WRITTEN PROBLEM: Each line of the data that includes the string "your" is to be copied out.

-- begin GIVEN DATA --

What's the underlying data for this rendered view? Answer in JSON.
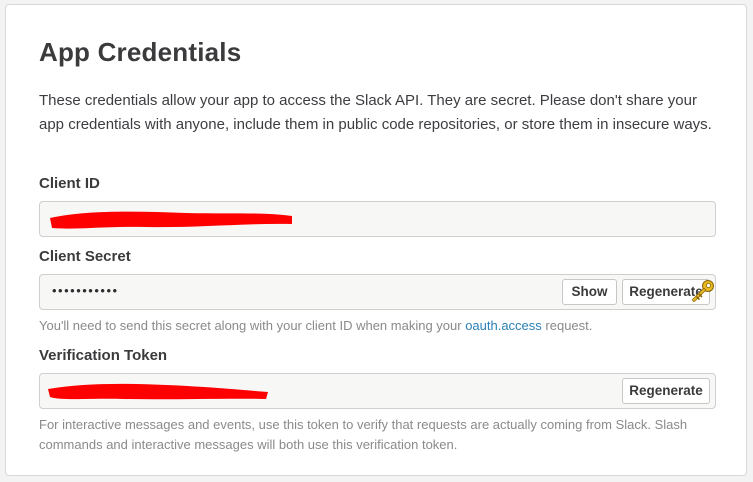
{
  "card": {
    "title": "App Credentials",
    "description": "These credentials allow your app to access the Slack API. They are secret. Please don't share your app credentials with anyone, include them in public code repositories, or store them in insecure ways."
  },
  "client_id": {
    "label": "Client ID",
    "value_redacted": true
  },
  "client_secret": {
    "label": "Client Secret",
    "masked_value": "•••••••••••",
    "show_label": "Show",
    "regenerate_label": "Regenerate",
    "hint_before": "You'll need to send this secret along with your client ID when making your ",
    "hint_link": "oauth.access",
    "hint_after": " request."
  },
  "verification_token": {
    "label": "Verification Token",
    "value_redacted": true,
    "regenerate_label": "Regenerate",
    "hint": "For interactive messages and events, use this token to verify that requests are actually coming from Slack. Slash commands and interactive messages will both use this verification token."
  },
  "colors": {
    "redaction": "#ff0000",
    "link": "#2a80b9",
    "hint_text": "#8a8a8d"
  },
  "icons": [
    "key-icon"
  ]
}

-- end GIVEN DATA --

EXERCISE RESULT:
    "description": "These credentials allow your app to access the Slack API. They are secret. Please don't share your app credentials with anyone, include them in public code repositories, or store them in insecure ways."
    "hint_before": "You'll need to send this secret along with your client ID when making your ",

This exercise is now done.